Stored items
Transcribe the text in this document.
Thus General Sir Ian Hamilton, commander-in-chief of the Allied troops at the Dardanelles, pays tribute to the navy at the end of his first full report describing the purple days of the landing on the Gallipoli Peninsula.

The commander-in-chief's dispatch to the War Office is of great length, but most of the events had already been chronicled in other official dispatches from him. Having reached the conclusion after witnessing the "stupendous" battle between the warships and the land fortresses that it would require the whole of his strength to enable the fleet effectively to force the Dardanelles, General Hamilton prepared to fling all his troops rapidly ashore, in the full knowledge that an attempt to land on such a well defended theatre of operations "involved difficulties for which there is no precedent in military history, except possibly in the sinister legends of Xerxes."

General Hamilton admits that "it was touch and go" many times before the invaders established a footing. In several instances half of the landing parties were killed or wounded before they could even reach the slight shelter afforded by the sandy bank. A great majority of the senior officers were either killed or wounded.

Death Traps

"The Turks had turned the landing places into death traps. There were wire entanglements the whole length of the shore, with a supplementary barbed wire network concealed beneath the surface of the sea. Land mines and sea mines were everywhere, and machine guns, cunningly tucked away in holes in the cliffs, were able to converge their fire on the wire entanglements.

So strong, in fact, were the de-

## Problem to solve
Write out every entry verbatim.

## Answer to this task
Transcribe the text in this document.
Thus General Sir Ian Hamilton, commander-in-chief of the Allied troops at the Dardanelles, pays tribute to the navy at the end of his first full report describing the purple days of the landing on the Gallipoli Peninsula.

The commander-in-chief's dispatch to the War Office is of great length, but most of the events had already been chronicled in other official dispatches from him. Having reached the conclusion after witnessing the "stupendous" battle between the warships and the land fortresses that it would require the whole of his strength to enable the fleet effectively to force the Dardanelles, General Hamilton prepared to fling all his troops rapidly ashore, in the full knowledge that an attempt to land on such a well defended theatre of operations "involved difficulties for which there is no precedent in military history, except possibly in the sinister legends of Xerxes."

General Hamilton admits that "it was touch and go" many times before the invaders established a footing. In several instances half of the landing parties were killed or wounded before they could even reach the slight shelter afforded by the sandy bank. A great majority of the senior officers were either killed or wounded.

Death Traps

"The Turks had turned the landing places into death traps. There were wire entanglements the whole length of the shore, with a supplementary barbed wire network concealed beneath the surface of the sea. Land mines and sea mines were everywhere, and machine guns, cunningly tucked away in holes in the cliffs, were able to converge their fire on the wire entanglements.

So strong, in fact, were the de-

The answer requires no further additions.